Dataset content —

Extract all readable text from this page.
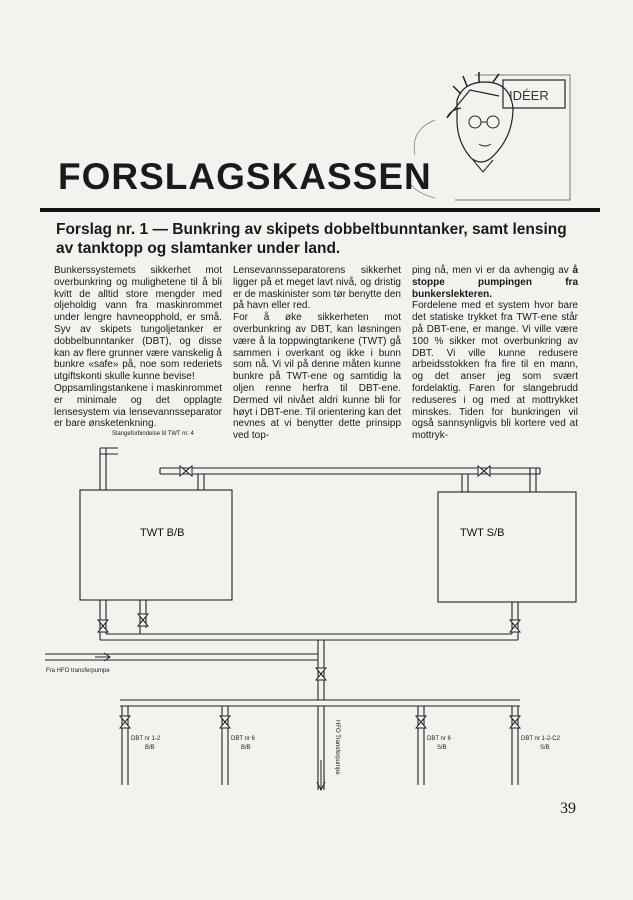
IDÉER
FORSLAGSKASSEN
Forslag nr. 1 — Bunkring av skipets dobbeltbunntanker, samt lensing av tanktopp og slamtanker under land.

Bunkerssystemets sikkerhet mot overbunkring og mulighetene til å bli kvitt de alltid store mengder med oljeholdig vann fra maskinrommet under lengre havneopphold, er små. Syv av skipets tungoljetanker er dobbelbunntanker (DBT), og disse kan av flere grunner være vanskelig å bunkre «safe» på, noe som rederiets utgiftskonti skulle kunne bevise!

Oppsamlingstankene i maskinrommet er minimale og det opplagte lensesystem via lensevannsseparator er bare ønsketenkning.

Lensevannsseparatorens sikkerhet ligger på et meget lavt nivå, og dristig er de maskinister som tør benytte den på havn eller red.

For å øke sikkerheten mot overbunkring av DBT, kan løsningen være å la toppwingtankene (TWT) gå sammen i overkant og ikke i bunn som nå. Vi vil på denne måten kunne bunkre på TWT-ene og samtidig la oljen renne herfra til DBT-ene. Dermed vil nivået aldri kunne bli for høyt i DBT-ene. Til orientering kan det nevnes at vi benytter dette prinsipp ved top-

ping nå, men vi er da avhengig av å stoppe pumpingen fra bunkerslekteren.

Fordelene med et system hvor bare det statiske trykket fra TWT-ene står på DBT-ene, er mange. Vi ville være 100 % sikker mot overbunkring av DBT. Vi ville kunne redusere arbeidsstokken fra fire til en mann, og det anser jeg som svært fordelaktig. Faren for slangebrudd reduseres i og med at mottrykket minskes. Tiden for bunkringen vil også sannsynligvis bli kortere ved at mottryk-

Slangeforbindelse til TWT nr. 4
TWT B/B	TWT S/B
Fra HFO transferpumpe
HFO Transferpumpe
DBT nr 1-2
B/B
DBT nr 6
B/B
DBT nr 6
S/B
DBT nr 1-2-C2
S/B
39
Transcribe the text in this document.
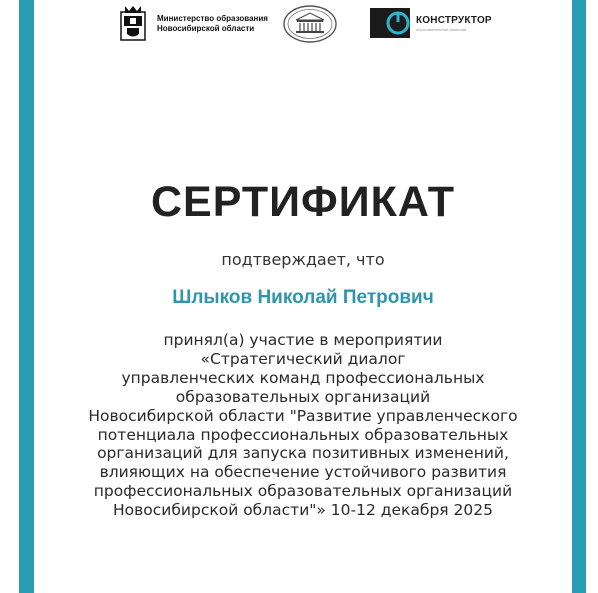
Министерство образования
Новосибирской области
КОНСТРУКТОР
образовательных решений
СЕРТИФИКАТ
подтверждает, что
Шлыков Николай Петрович
принял(а) участие в мероприятии
«Стратегический диалог
управленческих команд профессиональных
образовательных организаций
Новосибирской области "Развитие управленческого
потенциала профессиональных образовательных
организаций для запуска позитивных изменений,
влияющих на обеспечение устойчивого развития
профессиональных образовательных организаций
Новосибирской области"» 10-12 декабря 2025
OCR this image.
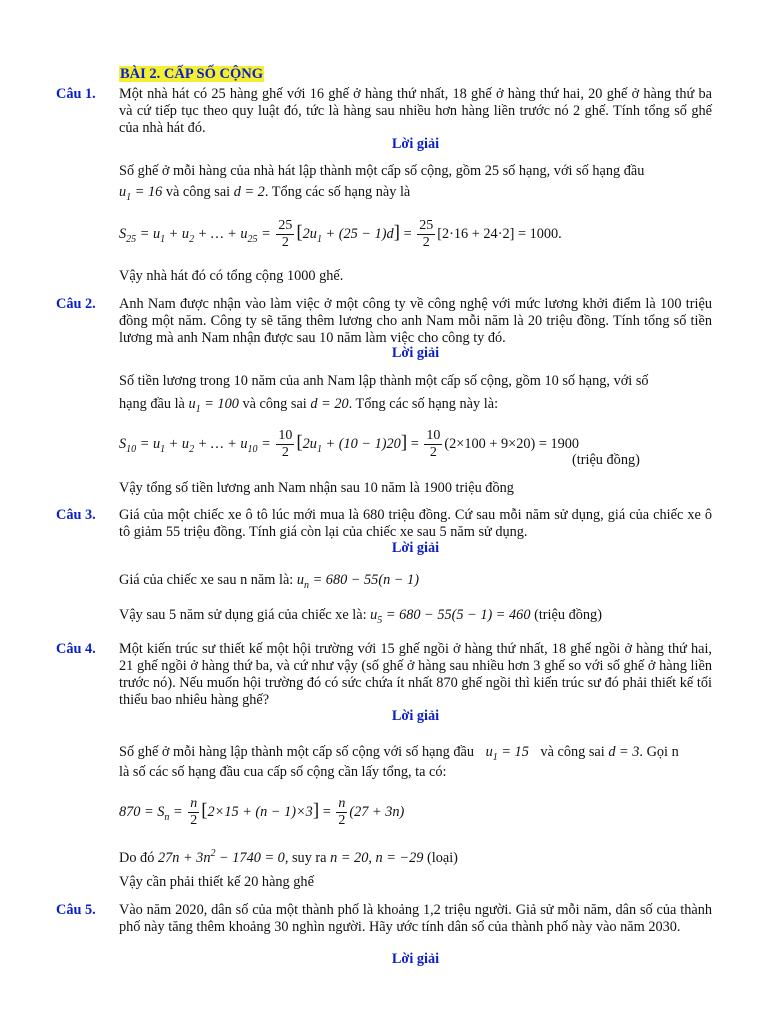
BÀI 2. CẤP SỐ CỘNG
Câu 1. Một nhà hát có 25 hàng ghế với 16 ghế ở hàng thứ nhất, 18 ghế ở hàng thứ hai, 20 ghế ở hàng thứ ba và cứ tiếp tục theo quy luật đó, tức là hàng sau nhiều hơn hàng liền trước nó 2 ghế. Tính tổng số ghế của nhà hát đó.
Lời giải
Số ghế ở mỗi hàng của nhà hát lập thành một cấp số cộng, gồm 25 số hạng, với số hạng đầu
$u_1 = 16$ và công sai d = 2. Tổng các số hạng này là
$S_{25} = u_1 + u_2$ + … + $u_{25} = \frac{25}{2} [2u_1 + (25 - 1)d] = \frac{25}{2} [2\cdot 16 + 24\cdot 2] = 1000$.
Vậy nhà hát đó có tổng cộng 1000 ghế.
Câu 2. Anh Nam được nhận vào làm việc ở một công ty về công nghệ với mức lương khởi điểm là 100 triệu đồng một năm. Công ty sẽ tăng thêm lương cho anh Nam mỗi năm là 20 triệu đồng. Tính tổng số tiền lương mà anh Nam nhận được sau 10 năm làm việc cho công ty đó.
Lời giải
Số tiền lương trong 10 năm của anh Nam lập thành một cấp số cộng, gồm 10 số hạng, với số
hạng đầu là $u_1 = 100$ và công sai d = 20. Tổng các số hạng này là:
$S_{10} = u_1 + u_2$ + … + $u_{10} = \frac{10}{2} [2u_1 + (10 - 1)20] = \frac{10}{2} (2\times 100 + 9\times 20) = 1900$
(triệu đồng)
Vậy tổng số tiền lương anh Nam nhận sau 10 năm là 1900 triệu đồng
Câu 3. Giá của một chiếc xe ô tô lúc mới mua là 680 triệu đồng. Cứ sau mỗi năm sử dụng, giá của chiếc xe ô tô giảm 55 triệu đồng. Tính giá còn lại của chiếc xe sau 5 năm sử dụng.
Lời giải
Giá của chiếc xe sau n năm là: $u_n = 680 - 55(n - 1)$
Vậy sau 5 năm sử dụng giá của chiếc xe là: $u_5 = 680 - 55(5 - 1) = 460$ (triệu đồng)
Câu 4. Một kiến trúc sư thiết kế một hội trường với 15 ghế ngồi ở hàng thứ nhất, 18 ghế ngồi ở hàng thứ hai, 21 ghế ngồi ở hàng thứ ba, và cứ như vậy (số ghế ở hàng sau nhiều hơn 3 ghế so với số ghế ở hàng liền trước nó). Nếu muốn hội trường đó có sức chứa ít nhất 870 ghế ngồi thì kiến trúc sư đó phải thiết kế tối thiểu bao nhiêu hàng ghế?
Lời giải
Số ghế ở mỗi hàng lập thành một cấp số cộng với số hạng đầu $u_1 = 15$ và công sai d = 3. Gọi n
là số các số hạng đầu cua cấp số cộng cần lấy tổng, ta có:
$870 = S_n = \frac{n}{2} [2\times 15 + (n - 1)\times 3] = \frac{n}{2} (27 + 3n)$
Do đó $27n + 3n^2 - 1740 = 0$, suy ra n = 20, n = −29 (loại)
Vậy cần phải thiết kế 20 hàng ghế
Câu 5. Vào năm 2020, dân số của một thành phố là khoảng 1,2 triệu người. Giả sử mỗi năm, dân số của thành phố này tăng thêm khoảng 30 nghìn người. Hãy ước tính dân số của thành phố này vào năm 2030.
Lời giải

Description of the task —
Transcribe all the records above word for word, without their images.

Correct output —
Extract all readable text from this page.
IDÉER
FORSLAGSKASSEN
Forslag nr. 1 — Bunkring av skipets dobbeltbunntanker, samt lensing av tanktopp og slamtanker under land.

Bunkerssystemets sikkerhet mot overbunkring og mulighetene til å bli kvitt de alltid store mengder med oljeholdig vann fra maskinrommet under lengre havneopphold, er små. Syv av skipets tungoljetanker er dobbelbunntanker (DBT), og disse kan av flere grunner være vanskelig å bunkre «safe» på, noe som rederiets utgiftskonti skulle kunne bevise!

Oppsamlingstankene i maskinrommet er minimale og det opplagte lensesystem via lensevannsseparator er bare ønsketenkning.

Lensevannsseparatorens sikkerhet ligger på et meget lavt nivå, og dristig er de maskinister som tør benytte den på havn eller red.

For å øke sikkerheten mot overbunkring av DBT, kan løsningen være å la toppwingtankene (TWT) gå sammen i overkant og ikke i bunn som nå. Vi vil på denne måten kunne bunkre på TWT-ene og samtidig la oljen renne herfra til DBT-ene. Dermed vil nivået aldri kunne bli for høyt i DBT-ene. Til orientering kan det nevnes at vi benytter dette prinsipp ved top-

ping nå, men vi er da avhengig av å stoppe pumpingen fra bunkerslekteren.

Fordelene med et system hvor bare det statiske trykket fra TWT-ene står på DBT-ene, er mange. Vi ville være 100 % sikker mot overbunkring av DBT. Vi ville kunne redusere arbeidsstokken fra fire til en mann, og det anser jeg som svært fordelaktig. Faren for slangebrudd reduseres i og med at mottrykket minskes. Tiden for bunkringen vil også sannsynligvis bli kortere ved at mottryk-

Slangeforbindelse til TWT nr. 4
TWT B/B	TWT S/B
Fra HFO transferpumpe
HFO Transferpumpe
DBT nr 1-2
B/B
DBT nr 6
B/B
DBT nr 6
S/B
DBT nr 1-2-C2
S/B
39
Transcribe the text in this document.
Министерство образования
Новосибирской области
КОНСТРУКТОР
образовательных решений
СЕРТИФИКАТ
подтверждает, что
Шлыков Николай Петрович
принял(а) участие в мероприятии
«Стратегический диалог
управленческих команд профессиональных
образовательных организаций
Новосибирской области "Развитие управленческого
потенциала профессиональных образовательных
организаций для запуска позитивных изменений,
влияющих на обеспечение устойчивого развития
профессиональных образовательных организаций
Новосибирской области"» 10-12 декабря 2025
OCR this image.
BÀI 2. CẤP SỐ CỘNG
Câu 1. Một nhà hát có 25 hàng ghế với 16 ghế ở hàng thứ nhất, 18 ghế ở hàng thứ hai, 20 ghế ở hàng thứ ba và cứ tiếp tục theo quy luật đó, tức là hàng sau nhiều hơn hàng liền trước nó 2 ghế. Tính tổng số ghế của nhà hát đó.
Lời giải
Số ghế ở mỗi hàng của nhà hát lập thành một cấp số cộng, gồm 25 số hạng, với số hạng đầu
$u_1 = 16$ và công sai d = 2. Tổng các số hạng này là
$S_{25} = u_1 + u_2$ + … + $u_{25} = \frac{25}{2} [2u_1 + (25 - 1)d] = \frac{25}{2} [2\cdot 16 + 24\cdot 2] = 1000$.
Vậy nhà hát đó có tổng cộng 1000 ghế.
Câu 2. Anh Nam được nhận vào làm việc ở một công ty về công nghệ với mức lương khởi điểm là 100 triệu đồng một năm. Công ty sẽ tăng thêm lương cho anh Nam mỗi năm là 20 triệu đồng. Tính tổng số tiền lương mà anh Nam nhận được sau 10 năm làm việc cho công ty đó.
Lời giải
Số tiền lương trong 10 năm của anh Nam lập thành một cấp số cộng, gồm 10 số hạng, với số
hạng đầu là $u_1 = 100$ và công sai d = 20. Tổng các số hạng này là:
$S_{10} = u_1 + u_2$ + … + $u_{10} = \frac{10}{2} [2u_1 + (10 - 1)20] = \frac{10}{2} (2\times 100 + 9\times 20) = 1900$
(triệu đồng)
Vậy tổng số tiền lương anh Nam nhận sau 10 năm là 1900 triệu đồng
Câu 3. Giá của một chiếc xe ô tô lúc mới mua là 680 triệu đồng. Cứ sau mỗi năm sử dụng, giá của chiếc xe ô tô giảm 55 triệu đồng. Tính giá còn lại của chiếc xe sau 5 năm sử dụng.
Lời giải
Giá của chiếc xe sau n năm là: $u_n = 680 - 55(n - 1)$
Vậy sau 5 năm sử dụng giá của chiếc xe là: $u_5 = 680 - 55(5 - 1) = 460$ (triệu đồng)
Câu 4. Một kiến trúc sư thiết kế một hội trường với 15 ghế ngồi ở hàng thứ nhất, 18 ghế ngồi ở hàng thứ hai, 21 ghế ngồi ở hàng thứ ba, và cứ như vậy (số ghế ở hàng sau nhiều hơn 3 ghế so với số ghế ở hàng liền trước nó). Nếu muốn hội trường đó có sức chứa ít nhất 870 ghế ngồi thì kiến trúc sư đó phải thiết kế tối thiểu bao nhiêu hàng ghế?
Lời giải
Số ghế ở mỗi hàng lập thành một cấp số cộng với số hạng đầu $u_1 = 15$ và công sai d = 3. Gọi n
là số các số hạng đầu cua cấp số cộng cần lấy tổng, ta có:
$870 = S_n = \frac{n}{2} [2\times 15 + (n - 1)\times 3] = \frac{n}{2} (27 + 3n)$
Do đó $27n + 3n^2 - 1740 = 0$, suy ra n = 20, n = −29 (loại)
Vậy cần phải thiết kế 20 hàng ghế
Câu 5. Vào năm 2020, dân số của một thành phố là khoảng 1,2 triệu người. Giả sử mỗi năm, dân số của thành phố này tăng thêm khoảng 30 nghìn người. Hãy ước tính dân số của thành phố này vào năm 2030.
Lời giải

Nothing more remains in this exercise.